◆ Problems to work on
1 – Which composers does the review of Beethoven's early piano concerto sketches name as his less interesting contemporaries?
2 – Could you extend the review of Beethoven's early piano concerto sketches, carrying it on from its final sentence?

[Given passage start]

Mahler’s darkest hour.

Welcome to the 87th work in the Slipped Disc/Idagio Beethoven Edition

In addition to the five numbered piano concertos, sketches exist for two more. The larger outline was written when Beethoven was 13 or 14. After multiple revisions, he seems to have forgotten about it once he left home for Vienna, probably recognising that it was a few paces behind the leaders. The solo part is fully sketched and there are indications for orchestral accompaniment. The manuscript sits in the Berlin State Library, where a number of pianists have studied it prior to making recordings. Scholars duly accorded it the numeral zero, as if it were a respectable work in the catalogue.

Is it? Not really. The opening theme is like juvenile Mozart without the wit and sideswipes. Beethoven develops his little tune in a conventional fashion, as if he were preparing homework for his teacher, and the general effect is of a score by one of his less interesting contemporaries – Clementi or Dussek or even Czerny – note-spinning to no lasting purpose. The second movement gives hints of what might lie ahead in the C major and D major concertos, but the notes tickle the ear without gripping it. The whole work in its most augmented form lasts 23 minutes and you’d be hard-pressed to remember any of it an hour later. Mari Kodama gives an agreeable reading in 2019 with her husband, Kent Nagano, conducting the DSO-Berlin. Ronald Brautigam made a rather fuller orchestration for his 2008 recording on BIS, playing a period piano with massive flourish. There is also a recording by Howard Shelley that I have not been able to find.

The chief alternative to Kodama is Sophie-Mayuko Vetter, a Japanese-German pianist who is closely associated with Stockhausen-type modernism. Vetter plays a Beethoven-era Broadwood fortepiano and sounds fully committed to this material. She is accompanied by the Hamburg Symphony Orchestra, conducted a tad pedantically by Peter Ruzicka. She adds an intriguing world premiere of…

Beethoven Rondo for Piano and Orchestra in B-flat major B-flat major, WoO 6 

This is another piano concerto fragment, published posthumously in 1829 with the solo part completed by Carl Czerny. The orchestration was reconstructed in 2018 by Nicholas Cook and Hermann Dechant. What catches the ear is a hint of the opening phrase of the future Emperor Concerto. Could that be possible? With Beethoven, everything’s possible. Vetter plays with panache and conviction.

[Given passage end]
[Given data start]

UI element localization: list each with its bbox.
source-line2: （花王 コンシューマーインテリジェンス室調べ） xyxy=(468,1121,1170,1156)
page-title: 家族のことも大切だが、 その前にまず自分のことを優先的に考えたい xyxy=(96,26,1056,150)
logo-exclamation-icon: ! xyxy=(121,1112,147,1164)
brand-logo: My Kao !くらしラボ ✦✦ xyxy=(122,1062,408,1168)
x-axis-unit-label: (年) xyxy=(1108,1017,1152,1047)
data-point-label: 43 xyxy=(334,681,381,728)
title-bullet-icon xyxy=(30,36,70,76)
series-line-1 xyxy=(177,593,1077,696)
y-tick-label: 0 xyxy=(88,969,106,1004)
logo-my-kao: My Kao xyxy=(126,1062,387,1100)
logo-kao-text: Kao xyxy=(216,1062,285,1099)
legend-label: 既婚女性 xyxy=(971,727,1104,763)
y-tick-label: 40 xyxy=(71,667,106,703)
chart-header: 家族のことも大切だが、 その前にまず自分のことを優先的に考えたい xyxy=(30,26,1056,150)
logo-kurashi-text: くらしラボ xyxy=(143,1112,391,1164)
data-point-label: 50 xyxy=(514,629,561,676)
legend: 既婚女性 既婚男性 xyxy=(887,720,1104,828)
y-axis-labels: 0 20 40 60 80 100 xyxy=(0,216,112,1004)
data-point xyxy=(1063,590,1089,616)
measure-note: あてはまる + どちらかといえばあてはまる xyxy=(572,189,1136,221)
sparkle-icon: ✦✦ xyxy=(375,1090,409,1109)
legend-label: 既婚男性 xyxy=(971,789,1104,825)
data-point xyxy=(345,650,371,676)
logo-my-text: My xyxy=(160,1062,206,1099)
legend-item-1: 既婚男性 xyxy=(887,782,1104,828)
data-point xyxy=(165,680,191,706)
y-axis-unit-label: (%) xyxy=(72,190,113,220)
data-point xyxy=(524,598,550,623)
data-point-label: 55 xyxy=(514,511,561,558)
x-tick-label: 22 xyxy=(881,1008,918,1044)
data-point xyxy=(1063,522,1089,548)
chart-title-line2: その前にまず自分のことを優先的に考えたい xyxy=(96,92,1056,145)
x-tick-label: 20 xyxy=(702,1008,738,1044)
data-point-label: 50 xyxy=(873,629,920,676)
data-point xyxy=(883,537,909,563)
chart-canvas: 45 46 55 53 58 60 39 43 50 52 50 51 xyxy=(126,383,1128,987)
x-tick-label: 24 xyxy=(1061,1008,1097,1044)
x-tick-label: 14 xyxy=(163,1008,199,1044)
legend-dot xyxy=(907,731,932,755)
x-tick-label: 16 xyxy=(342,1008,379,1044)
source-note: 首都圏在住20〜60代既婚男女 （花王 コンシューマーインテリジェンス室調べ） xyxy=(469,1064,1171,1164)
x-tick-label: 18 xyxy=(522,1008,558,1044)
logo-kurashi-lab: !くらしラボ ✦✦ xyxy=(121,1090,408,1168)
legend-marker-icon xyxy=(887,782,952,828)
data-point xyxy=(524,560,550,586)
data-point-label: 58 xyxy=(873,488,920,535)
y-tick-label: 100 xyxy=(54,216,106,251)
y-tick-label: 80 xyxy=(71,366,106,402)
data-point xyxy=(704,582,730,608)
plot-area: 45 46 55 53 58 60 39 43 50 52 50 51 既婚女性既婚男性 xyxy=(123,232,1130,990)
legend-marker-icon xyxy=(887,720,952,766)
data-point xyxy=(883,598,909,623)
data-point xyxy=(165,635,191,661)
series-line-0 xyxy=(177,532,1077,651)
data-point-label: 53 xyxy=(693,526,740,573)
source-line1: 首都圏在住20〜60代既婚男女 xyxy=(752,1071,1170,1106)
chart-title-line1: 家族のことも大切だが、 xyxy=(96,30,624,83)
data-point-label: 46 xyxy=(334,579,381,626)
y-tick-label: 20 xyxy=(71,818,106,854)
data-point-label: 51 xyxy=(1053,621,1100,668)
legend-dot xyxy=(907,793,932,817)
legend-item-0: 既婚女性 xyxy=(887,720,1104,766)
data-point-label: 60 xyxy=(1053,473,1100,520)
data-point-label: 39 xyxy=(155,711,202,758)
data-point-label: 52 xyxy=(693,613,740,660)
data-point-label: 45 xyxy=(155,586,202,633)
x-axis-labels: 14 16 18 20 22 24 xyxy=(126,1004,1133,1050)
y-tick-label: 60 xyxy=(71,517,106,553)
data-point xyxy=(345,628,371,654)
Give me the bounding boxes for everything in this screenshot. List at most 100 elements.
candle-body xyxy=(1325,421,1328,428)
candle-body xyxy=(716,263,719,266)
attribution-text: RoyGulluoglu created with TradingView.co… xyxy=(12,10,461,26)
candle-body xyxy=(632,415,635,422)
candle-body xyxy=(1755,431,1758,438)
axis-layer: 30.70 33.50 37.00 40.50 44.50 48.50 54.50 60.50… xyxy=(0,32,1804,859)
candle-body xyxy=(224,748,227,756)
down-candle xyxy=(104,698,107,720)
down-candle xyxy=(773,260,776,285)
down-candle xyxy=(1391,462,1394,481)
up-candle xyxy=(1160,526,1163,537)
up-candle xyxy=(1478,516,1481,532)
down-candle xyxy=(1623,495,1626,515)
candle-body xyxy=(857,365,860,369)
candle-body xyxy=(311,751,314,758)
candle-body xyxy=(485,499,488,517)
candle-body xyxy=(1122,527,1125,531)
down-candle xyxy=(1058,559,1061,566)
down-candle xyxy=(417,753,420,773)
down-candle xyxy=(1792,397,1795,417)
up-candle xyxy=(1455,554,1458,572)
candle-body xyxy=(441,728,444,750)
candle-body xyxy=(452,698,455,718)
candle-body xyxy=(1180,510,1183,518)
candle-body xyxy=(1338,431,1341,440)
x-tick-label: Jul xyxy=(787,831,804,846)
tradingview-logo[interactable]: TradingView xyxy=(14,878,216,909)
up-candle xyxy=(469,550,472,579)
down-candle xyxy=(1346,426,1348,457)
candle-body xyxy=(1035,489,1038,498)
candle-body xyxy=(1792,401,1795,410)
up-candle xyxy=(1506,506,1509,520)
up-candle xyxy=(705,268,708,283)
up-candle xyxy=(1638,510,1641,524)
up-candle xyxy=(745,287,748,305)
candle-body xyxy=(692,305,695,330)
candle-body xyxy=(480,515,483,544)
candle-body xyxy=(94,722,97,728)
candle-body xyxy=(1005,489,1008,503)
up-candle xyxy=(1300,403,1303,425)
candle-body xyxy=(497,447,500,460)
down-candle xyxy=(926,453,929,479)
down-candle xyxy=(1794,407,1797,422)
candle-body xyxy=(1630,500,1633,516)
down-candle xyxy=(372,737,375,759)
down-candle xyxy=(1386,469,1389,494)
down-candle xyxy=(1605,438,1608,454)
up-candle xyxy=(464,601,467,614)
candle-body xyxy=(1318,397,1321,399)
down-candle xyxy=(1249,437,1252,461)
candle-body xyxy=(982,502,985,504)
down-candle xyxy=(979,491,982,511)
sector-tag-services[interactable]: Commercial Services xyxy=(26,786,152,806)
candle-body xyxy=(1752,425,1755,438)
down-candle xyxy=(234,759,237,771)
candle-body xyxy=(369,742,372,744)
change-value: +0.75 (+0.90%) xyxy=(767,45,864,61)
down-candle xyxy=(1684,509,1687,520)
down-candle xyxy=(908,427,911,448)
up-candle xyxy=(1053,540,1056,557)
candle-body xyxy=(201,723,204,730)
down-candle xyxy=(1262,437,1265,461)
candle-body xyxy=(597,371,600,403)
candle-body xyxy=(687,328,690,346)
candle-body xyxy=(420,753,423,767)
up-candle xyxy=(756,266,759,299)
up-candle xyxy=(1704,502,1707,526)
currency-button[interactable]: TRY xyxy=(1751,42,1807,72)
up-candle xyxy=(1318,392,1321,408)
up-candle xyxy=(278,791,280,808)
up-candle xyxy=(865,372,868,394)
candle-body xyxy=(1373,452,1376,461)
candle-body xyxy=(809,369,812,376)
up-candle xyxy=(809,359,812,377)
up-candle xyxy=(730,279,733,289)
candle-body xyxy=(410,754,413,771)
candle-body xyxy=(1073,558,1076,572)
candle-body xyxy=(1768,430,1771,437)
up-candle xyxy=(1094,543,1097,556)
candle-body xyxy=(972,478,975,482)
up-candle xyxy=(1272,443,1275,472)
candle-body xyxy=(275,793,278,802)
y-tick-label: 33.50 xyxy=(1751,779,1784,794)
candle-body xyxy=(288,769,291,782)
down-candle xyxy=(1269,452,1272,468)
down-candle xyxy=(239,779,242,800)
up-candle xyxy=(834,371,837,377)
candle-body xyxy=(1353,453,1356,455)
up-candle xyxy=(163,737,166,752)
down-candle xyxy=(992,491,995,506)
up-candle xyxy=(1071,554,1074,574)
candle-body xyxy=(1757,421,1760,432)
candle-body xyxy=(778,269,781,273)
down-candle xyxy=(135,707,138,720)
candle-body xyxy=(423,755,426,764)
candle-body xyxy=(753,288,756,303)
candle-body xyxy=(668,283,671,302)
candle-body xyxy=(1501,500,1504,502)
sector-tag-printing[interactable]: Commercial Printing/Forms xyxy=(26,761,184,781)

[Given data end]

◆ Outputs
1 – Clementi, Dussek, Czerny

2 –
Concerto for Pianoforte and Orchestra in D major op. 61a

After the chaotic premiere of Beethoven’s violin concerto, which was poorly received, Muzio Clementi asked if he could make a version for piano. Beethoven consented and the alternative version appeared in 1807. Beethoven was sufficiently enthused by Clementi’s effort to write a new cadenza for the first movement, involving plenty of percussion as well as solo piano.

There have been a number of recordings, some of quirkish disposition. I rather like Peter Serkin in his hippie period playing the concerto with Seiji Ozawa and the New Philharmonia. The tempi are a bit sluggish and the orchestra is too far recessed for comfort, but Serkin gives the work a subversive twist, ambling his way into it as if he’s not sure whether he should be doing this square stuff at all, but growing to like it despite himself. Certainly, it is the least awkward of all the versions I have heard – and all of them leave me squirming to some extent since the towering existence of the violin concerto looms over anyone who attempts this ersatz piano swap.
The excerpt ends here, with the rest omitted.